Task objective: Provide the number of lines below containing the word "could", without any other words.
Supplied material section start
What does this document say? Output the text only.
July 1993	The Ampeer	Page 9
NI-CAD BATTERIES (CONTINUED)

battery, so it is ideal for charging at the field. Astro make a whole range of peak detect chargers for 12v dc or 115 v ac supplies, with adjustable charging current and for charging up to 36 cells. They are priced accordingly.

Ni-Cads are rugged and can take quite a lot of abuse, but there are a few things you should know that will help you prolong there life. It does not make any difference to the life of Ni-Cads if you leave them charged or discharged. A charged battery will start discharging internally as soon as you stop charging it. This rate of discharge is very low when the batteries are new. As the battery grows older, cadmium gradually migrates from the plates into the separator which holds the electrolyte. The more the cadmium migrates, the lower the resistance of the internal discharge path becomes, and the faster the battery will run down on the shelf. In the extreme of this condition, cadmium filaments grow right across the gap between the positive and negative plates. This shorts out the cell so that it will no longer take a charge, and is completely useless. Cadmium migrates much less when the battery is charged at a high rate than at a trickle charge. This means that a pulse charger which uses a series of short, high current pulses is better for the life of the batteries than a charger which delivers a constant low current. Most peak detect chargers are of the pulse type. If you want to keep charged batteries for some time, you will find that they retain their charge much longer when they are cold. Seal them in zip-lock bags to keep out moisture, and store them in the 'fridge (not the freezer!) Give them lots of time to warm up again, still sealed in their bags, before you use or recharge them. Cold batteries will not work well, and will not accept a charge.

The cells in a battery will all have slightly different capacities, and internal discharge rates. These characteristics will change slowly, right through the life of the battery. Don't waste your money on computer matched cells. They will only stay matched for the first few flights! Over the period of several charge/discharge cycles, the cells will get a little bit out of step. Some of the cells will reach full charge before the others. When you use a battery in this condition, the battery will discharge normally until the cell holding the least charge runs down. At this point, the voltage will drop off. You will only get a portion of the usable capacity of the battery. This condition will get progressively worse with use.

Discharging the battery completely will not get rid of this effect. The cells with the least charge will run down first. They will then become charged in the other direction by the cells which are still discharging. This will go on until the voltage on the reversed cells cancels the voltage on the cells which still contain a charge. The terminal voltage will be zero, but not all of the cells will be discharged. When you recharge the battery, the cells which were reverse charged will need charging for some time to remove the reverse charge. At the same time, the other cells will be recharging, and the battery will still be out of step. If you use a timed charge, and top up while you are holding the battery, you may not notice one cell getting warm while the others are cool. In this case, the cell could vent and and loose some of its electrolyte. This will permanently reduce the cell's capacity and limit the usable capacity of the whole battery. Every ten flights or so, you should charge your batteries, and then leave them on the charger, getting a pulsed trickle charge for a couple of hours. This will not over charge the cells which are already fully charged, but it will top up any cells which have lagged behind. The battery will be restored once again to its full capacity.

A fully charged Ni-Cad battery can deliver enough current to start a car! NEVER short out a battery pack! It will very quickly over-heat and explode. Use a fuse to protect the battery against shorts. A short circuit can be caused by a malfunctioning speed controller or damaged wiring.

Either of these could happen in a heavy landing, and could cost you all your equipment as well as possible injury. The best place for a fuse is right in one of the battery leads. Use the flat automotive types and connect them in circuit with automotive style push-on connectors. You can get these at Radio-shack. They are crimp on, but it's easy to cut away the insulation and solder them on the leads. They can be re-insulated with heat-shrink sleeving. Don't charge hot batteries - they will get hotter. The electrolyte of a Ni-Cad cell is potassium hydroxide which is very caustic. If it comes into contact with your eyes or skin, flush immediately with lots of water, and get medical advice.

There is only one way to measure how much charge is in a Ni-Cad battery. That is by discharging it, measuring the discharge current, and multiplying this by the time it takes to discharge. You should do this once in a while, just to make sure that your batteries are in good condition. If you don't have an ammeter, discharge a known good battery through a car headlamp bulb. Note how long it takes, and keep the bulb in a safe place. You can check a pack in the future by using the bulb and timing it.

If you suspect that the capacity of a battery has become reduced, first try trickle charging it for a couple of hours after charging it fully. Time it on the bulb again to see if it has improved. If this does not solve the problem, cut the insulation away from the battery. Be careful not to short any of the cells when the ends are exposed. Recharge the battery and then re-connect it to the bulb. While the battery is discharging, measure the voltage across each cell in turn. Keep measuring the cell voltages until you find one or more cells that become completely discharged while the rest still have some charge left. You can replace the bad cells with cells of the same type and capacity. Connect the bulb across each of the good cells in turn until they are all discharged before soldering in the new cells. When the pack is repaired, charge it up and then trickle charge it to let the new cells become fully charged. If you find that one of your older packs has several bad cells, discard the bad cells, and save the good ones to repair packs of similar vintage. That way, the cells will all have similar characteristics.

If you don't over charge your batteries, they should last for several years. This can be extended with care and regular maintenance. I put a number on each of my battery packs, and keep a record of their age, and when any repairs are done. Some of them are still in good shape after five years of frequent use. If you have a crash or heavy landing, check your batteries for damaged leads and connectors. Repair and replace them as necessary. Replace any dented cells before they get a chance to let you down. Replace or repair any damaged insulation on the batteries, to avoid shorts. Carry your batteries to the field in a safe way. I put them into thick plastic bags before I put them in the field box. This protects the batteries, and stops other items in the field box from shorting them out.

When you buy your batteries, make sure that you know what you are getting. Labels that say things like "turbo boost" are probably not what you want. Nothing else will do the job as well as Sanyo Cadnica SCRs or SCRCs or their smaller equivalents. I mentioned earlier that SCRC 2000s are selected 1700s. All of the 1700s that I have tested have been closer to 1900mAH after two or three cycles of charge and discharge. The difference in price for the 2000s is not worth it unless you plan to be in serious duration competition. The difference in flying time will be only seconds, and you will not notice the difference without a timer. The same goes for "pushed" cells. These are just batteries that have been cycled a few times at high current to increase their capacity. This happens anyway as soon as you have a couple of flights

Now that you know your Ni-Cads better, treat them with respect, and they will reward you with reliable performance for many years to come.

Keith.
Supplied material section end
Solved exercise: 2